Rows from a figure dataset
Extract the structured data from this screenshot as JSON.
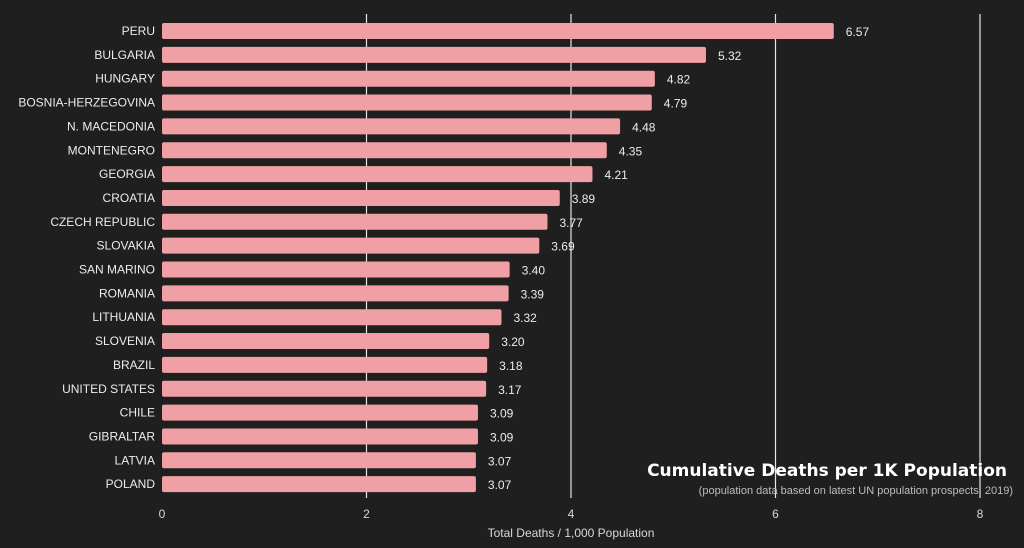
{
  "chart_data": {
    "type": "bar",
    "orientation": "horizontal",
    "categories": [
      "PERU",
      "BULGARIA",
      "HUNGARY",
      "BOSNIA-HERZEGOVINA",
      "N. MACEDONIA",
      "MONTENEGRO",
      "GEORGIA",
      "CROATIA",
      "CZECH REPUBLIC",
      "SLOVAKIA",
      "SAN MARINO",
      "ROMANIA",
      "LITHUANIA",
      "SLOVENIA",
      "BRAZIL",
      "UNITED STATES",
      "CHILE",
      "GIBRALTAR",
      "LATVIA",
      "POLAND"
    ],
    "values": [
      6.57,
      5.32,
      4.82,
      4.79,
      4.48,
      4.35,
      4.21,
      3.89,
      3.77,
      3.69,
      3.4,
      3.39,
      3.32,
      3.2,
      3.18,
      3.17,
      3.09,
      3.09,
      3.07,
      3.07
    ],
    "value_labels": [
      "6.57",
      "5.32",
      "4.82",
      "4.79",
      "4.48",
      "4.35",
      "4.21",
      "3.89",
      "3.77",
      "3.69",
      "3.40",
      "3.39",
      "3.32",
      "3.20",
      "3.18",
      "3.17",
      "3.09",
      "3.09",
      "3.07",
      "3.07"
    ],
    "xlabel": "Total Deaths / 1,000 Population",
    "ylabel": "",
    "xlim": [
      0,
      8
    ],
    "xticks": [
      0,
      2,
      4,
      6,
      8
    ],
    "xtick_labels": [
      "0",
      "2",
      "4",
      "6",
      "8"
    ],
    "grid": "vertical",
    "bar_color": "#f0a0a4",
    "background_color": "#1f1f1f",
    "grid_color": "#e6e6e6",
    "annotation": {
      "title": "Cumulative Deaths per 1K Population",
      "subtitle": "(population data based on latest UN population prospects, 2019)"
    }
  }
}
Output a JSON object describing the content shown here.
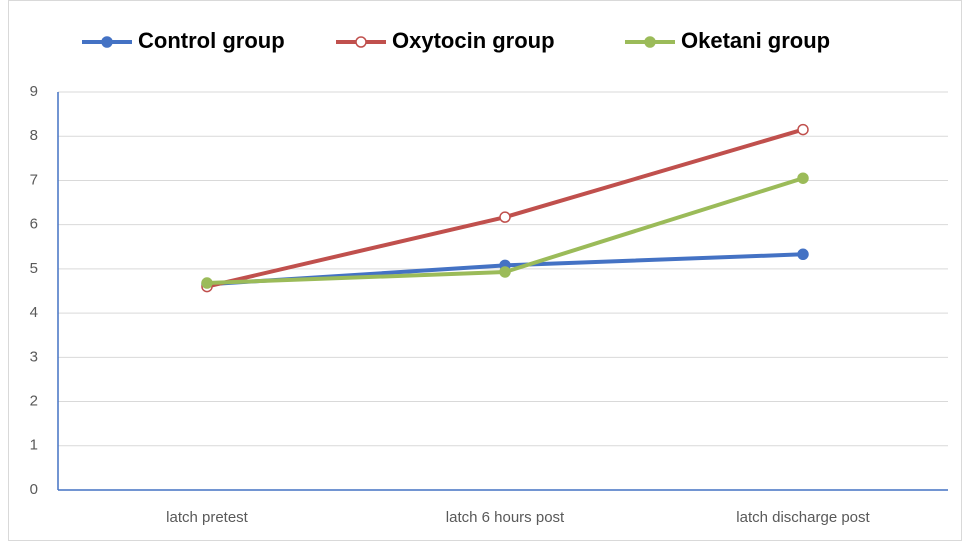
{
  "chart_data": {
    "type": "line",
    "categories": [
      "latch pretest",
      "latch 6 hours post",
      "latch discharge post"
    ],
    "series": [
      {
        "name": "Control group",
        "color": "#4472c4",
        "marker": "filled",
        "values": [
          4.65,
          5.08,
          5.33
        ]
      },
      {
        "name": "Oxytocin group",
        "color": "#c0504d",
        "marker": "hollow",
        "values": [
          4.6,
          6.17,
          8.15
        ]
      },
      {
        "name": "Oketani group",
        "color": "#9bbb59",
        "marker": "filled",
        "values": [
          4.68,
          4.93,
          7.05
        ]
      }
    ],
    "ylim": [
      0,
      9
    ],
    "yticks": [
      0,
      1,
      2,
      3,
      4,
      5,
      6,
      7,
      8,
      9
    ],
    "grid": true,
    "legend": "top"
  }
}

● EXERCISE DESCRIPTION: Every line from the one containing "Output a JSON" through the end of the data above should be copied exactly; nothing else is copied, and pictures are omitted.

● EXERCISE ANSWER:
Output a JSON object describing the content shown here.
{
  "chart_data": {
    "type": "line",
    "categories": [
      "latch pretest",
      "latch 6 hours post",
      "latch discharge post"
    ],
    "series": [
      {
        "name": "Control group",
        "color": "#4472c4",
        "marker": "filled",
        "values": [
          4.65,
          5.08,
          5.33
        ]
      },
      {
        "name": "Oxytocin group",
        "color": "#c0504d",
        "marker": "hollow",
        "values": [
          4.6,
          6.17,
          8.15
        ]
      },
      {
        "name": "Oketani group",
        "color": "#9bbb59",
        "marker": "filled",
        "values": [
          4.68,
          4.93,
          7.05
        ]
      }
    ],
    "ylim": [
      0,
      9
    ],
    "yticks": [
      0,
      1,
      2,
      3,
      4,
      5,
      6,
      7,
      8,
      9
    ],
    "grid": true,
    "legend": "top"
  }
}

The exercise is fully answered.